TEXTO DE LECTURA:

..............................

Hoy más que nunca le comento a mi Esperanza que es la misma Macarena que contemplé durante años en la Anunciación con Pedro Manuel, Fernando, Francisco José, y que se alejaba dejando las señales de los surcos de lágrimas en rostros cansados que, al fin, habían vaciado el nudo de toda una noche de inquietud. La misma que veía mi tío Chiqui antes de subir al camarín de su cielo para verla siempre. Y ahora, escuchándome en las postrimerías de diciembre es aquella que emociona a mi prima Tuli en la Campana y la que vienen a ver, desde Almendralejo, mi amiga Beatriz y sus padres Pedro y Marisa cuando La Madrugá comienza a ser un espejismo.

Esta Esperanza hace temblar la cámara de José Antonio así como la mano que sujeta el pañuelo de su novia Marta. Le recuerdo que cumplió en Antonia el ruego de su segundo embarazo y que protagoniza las conversaciones cofrades con el primo Pedrito o con los nietos de José María el Pichilín, que nunca podía evitar llorar cuando cantaba su nombre.

Continúo el diálogo señalándole que es la misma Macarena que en una cálida tarde de octubre conoció Amanda, una joven enfermera de Albacete, que se llevó su mensaje en una pulsera donde brillaba la amistad. También la que encandila a Manoli, que concentra sus devociones en el Amanecer y en la Aurora de la Semana Santa. Porque todo nuevo día es Esperanza.

Viéndola a Ella me acuerdo de Josemari, el compañero que me trajo hasta esta casa, esperándola en el Convento donde moran los ángeles más serviciales de Dios, y de Manuel, otro compañero que cuenta los amaneceres que llegan hasta el encuentro con la primavera. A mi mente viene el pequeño, siempre lo será a ojos de ambos, José Manuel, llamándola “Reina” en todas las fotos que subo de Ella a las redes. La contemplo y me parece escuchar el “pídele por mí” de la tita Chari cada vez que sabe que voy de visita. Oigo a Reyes intentando memorizar las letras de ese himno que emociona a su cuñada Pepi, tan macarena que dio a su hija el nombre de su Virgen.

Esta Esperanza es también la de Lucía, nazarena morada que pregona su sangre verde, y la de Carlos, el de la coral, que tiene el privilegio de rezar cantando para Ella. A su encuentro fue Pedro un año con su hija María José cuando en la Plaza del Salvador se esculpía el triunfo de una nueva mañana. Volvió impresionada, con su medalla de Triana al cuello, dando ejemplo de la correcta fraternidad que siempre debe regir entre Hijos de María.

La miro y recuerdo los caminos que una vez nos llevaron hasta Ella, ¿verdad Paco, Carmen, Mari, Encarna…? Cuando cincuenta personas peregrinaron en mitad de la noche buscando el júbilo de la verdad, y los campos, las carreteras y las calles de los pueblos fueron cómplices de una jornada inolvidable. Era el camino de la Esperanza.

..............................

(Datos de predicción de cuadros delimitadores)
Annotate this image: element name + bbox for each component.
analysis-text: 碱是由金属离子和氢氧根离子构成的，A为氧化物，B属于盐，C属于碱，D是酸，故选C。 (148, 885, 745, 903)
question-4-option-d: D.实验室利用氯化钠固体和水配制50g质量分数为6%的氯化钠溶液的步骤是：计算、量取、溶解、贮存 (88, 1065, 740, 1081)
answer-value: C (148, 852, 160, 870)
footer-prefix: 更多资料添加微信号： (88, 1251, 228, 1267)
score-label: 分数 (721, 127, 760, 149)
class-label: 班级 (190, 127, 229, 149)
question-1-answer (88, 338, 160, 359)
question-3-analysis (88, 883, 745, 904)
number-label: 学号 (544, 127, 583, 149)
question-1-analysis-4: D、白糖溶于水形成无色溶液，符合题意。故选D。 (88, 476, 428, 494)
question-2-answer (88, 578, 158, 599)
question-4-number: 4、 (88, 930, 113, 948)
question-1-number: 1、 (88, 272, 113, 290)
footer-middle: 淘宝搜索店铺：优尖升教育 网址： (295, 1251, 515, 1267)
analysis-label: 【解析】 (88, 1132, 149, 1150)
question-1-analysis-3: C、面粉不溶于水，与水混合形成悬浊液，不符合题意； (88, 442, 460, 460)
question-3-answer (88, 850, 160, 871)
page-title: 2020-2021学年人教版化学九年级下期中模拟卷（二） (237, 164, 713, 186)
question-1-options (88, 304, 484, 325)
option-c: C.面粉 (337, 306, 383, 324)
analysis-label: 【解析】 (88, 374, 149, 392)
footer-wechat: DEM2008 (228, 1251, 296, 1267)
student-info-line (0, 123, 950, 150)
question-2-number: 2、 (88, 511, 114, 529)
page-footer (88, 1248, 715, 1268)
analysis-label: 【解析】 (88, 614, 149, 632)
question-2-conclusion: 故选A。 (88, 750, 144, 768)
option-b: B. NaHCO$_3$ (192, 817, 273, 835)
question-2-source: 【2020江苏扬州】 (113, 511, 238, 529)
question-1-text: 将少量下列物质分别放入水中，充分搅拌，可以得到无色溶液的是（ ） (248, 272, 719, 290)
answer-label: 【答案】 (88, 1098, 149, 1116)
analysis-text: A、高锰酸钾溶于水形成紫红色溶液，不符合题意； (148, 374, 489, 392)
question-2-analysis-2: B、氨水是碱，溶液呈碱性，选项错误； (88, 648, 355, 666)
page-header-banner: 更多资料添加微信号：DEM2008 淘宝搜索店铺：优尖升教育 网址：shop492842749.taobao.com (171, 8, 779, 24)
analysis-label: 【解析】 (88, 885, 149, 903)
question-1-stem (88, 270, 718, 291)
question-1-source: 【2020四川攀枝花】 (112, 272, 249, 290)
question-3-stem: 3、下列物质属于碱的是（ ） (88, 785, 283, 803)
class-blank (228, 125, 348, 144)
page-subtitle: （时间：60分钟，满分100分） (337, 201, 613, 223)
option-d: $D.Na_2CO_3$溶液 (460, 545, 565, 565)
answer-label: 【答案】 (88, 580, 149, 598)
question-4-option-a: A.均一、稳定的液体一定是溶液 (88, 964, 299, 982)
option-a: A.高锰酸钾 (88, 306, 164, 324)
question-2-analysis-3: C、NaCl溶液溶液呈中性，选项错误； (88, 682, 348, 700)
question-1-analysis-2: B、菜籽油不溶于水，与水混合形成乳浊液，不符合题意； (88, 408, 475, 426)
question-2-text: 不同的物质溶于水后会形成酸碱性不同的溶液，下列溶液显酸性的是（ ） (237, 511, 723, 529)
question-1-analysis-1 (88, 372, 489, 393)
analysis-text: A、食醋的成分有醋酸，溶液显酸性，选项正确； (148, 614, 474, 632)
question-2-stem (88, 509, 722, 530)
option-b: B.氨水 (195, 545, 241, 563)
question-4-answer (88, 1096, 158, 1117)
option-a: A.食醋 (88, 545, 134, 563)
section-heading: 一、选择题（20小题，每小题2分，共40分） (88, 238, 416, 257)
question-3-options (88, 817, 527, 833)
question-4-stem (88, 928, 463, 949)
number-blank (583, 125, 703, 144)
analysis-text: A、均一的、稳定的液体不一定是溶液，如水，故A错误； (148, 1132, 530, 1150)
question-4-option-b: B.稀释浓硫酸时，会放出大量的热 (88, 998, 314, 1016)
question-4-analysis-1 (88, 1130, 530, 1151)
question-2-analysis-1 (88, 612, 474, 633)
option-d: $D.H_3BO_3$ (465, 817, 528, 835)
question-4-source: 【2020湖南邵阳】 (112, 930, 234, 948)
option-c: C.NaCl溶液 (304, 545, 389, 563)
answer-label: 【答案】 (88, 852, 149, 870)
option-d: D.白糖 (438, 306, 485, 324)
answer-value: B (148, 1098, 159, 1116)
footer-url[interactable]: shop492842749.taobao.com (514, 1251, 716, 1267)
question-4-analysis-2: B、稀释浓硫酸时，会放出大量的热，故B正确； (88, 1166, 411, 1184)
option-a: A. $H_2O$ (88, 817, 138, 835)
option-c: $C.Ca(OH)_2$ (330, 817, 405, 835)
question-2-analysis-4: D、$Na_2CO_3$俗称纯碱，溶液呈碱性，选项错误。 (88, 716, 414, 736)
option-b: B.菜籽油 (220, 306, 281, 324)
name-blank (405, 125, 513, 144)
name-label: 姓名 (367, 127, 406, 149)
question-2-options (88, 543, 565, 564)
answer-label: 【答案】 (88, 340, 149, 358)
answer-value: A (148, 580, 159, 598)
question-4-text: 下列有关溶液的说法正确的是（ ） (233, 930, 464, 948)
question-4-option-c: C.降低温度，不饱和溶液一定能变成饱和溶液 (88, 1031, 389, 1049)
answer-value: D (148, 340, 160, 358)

..............................

TAREA: Transcribe el fragmento del texto sobre la Macarena que comienza en "Esta Esperanza es" y termina en "Hijos de María.". Los registros son un material aparte, sin relación con el texto.

RESPUESTA:
Esta Esperanza es también la de Lucía, nazarena morada que pregona su sangre verde, y la de Carlos, el de la coral, que tiene el privilegio de rezar cantando para Ella. A su encuentro fue Pedro un año con su hija María José cuando en la Plaza del Salvador se esculpía el triunfo de una nueva mañana. Volvió impresionada, con su medalla de Triana al cuello, dando ejemplo de la correcta fraternidad que siempre debe regir entre Hijos de María.